::: Data in this exercise :::

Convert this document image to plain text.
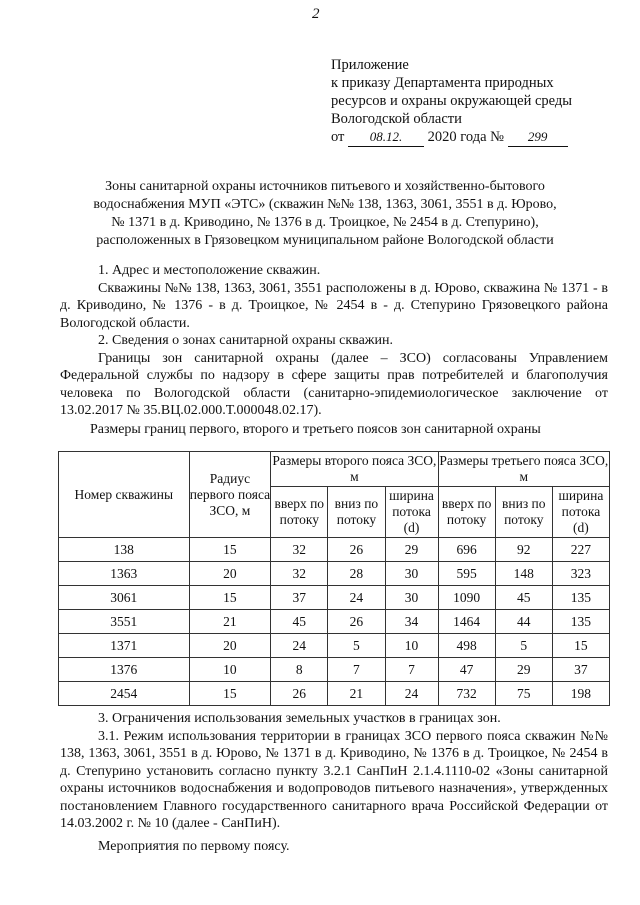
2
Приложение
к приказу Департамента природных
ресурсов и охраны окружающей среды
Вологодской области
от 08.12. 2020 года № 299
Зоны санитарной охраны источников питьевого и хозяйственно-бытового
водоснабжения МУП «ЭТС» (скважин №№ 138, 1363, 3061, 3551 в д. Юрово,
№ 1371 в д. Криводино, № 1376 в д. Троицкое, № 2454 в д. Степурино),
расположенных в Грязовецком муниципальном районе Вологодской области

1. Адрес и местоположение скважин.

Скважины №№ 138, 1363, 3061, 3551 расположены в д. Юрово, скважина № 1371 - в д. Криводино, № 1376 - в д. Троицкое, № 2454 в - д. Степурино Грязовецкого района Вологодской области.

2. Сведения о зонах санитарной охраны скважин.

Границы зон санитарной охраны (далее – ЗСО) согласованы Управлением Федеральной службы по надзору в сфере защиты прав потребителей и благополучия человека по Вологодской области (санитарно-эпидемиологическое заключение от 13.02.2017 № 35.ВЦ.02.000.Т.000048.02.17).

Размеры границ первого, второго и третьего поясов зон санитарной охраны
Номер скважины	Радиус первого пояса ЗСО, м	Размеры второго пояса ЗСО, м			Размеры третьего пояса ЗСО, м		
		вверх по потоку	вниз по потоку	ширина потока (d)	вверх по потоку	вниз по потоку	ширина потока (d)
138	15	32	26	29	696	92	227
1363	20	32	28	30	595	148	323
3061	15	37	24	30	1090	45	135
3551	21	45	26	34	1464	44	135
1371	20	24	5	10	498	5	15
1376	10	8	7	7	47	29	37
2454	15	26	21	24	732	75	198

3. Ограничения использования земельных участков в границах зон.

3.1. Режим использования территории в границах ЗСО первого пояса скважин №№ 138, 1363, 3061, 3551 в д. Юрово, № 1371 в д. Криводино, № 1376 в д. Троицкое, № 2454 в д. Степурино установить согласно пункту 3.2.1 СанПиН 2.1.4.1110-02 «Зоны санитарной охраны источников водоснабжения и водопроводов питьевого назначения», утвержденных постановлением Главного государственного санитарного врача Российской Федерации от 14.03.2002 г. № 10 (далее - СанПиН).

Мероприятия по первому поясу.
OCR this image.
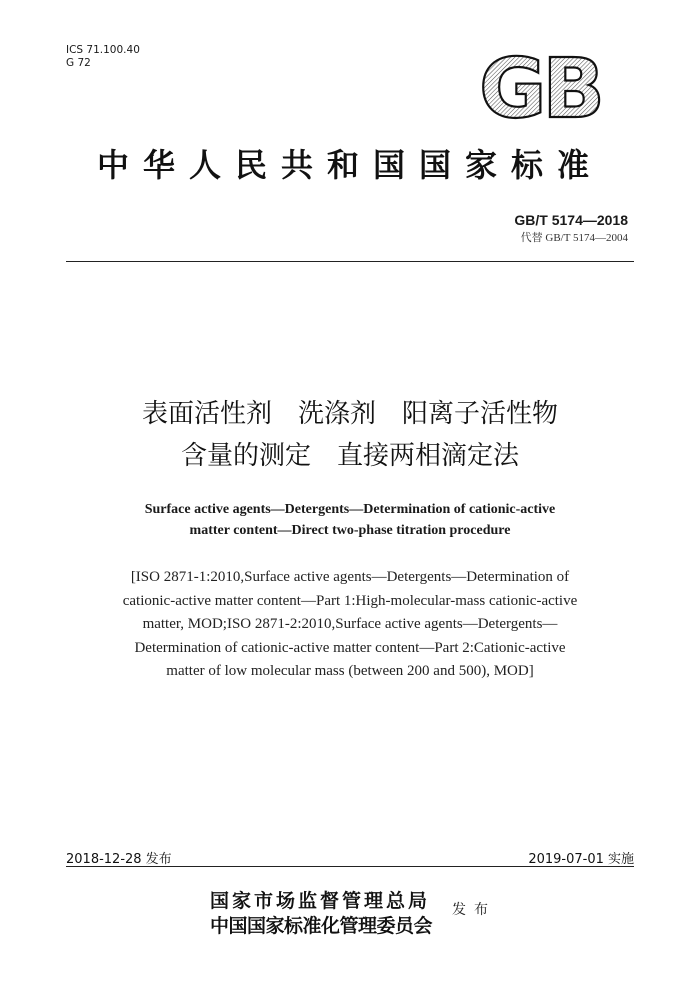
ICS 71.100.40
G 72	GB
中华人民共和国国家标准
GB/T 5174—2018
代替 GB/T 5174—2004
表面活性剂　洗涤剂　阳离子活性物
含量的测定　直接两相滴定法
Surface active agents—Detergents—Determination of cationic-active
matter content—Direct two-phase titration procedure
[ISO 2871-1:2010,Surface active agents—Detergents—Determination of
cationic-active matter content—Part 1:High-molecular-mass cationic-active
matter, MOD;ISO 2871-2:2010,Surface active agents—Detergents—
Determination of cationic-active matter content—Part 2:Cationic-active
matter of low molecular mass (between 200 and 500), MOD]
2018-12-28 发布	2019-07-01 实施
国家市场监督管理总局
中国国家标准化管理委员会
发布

:::

[Work required]
Please quote the records above exactly, beginning at the line that contains "OCR this image." and ending at their last line. Leave the pictures out.

[Solution to the exercise]
OCR this image.
ICS 71.100.40
G 72	GB
中华人民共和国国家标准
GB/T 5174—2018
代替 GB/T 5174—2004
表面活性剂　洗涤剂　阳离子活性物
含量的测定　直接两相滴定法
Surface active agents—Detergents—Determination of cationic-active
matter content—Direct two-phase titration procedure
[ISO 2871-1:2010,Surface active agents—Detergents—Determination of
cationic-active matter content—Part 1:High-molecular-mass cationic-active
matter, MOD;ISO 2871-2:2010,Surface active agents—Detergents—
Determination of cationic-active matter content—Part 2:Cationic-active
matter of low molecular mass (between 200 and 500), MOD]
2018-12-28 发布	2019-07-01 实施
国家市场监督管理总局
中国国家标准化管理委员会
发布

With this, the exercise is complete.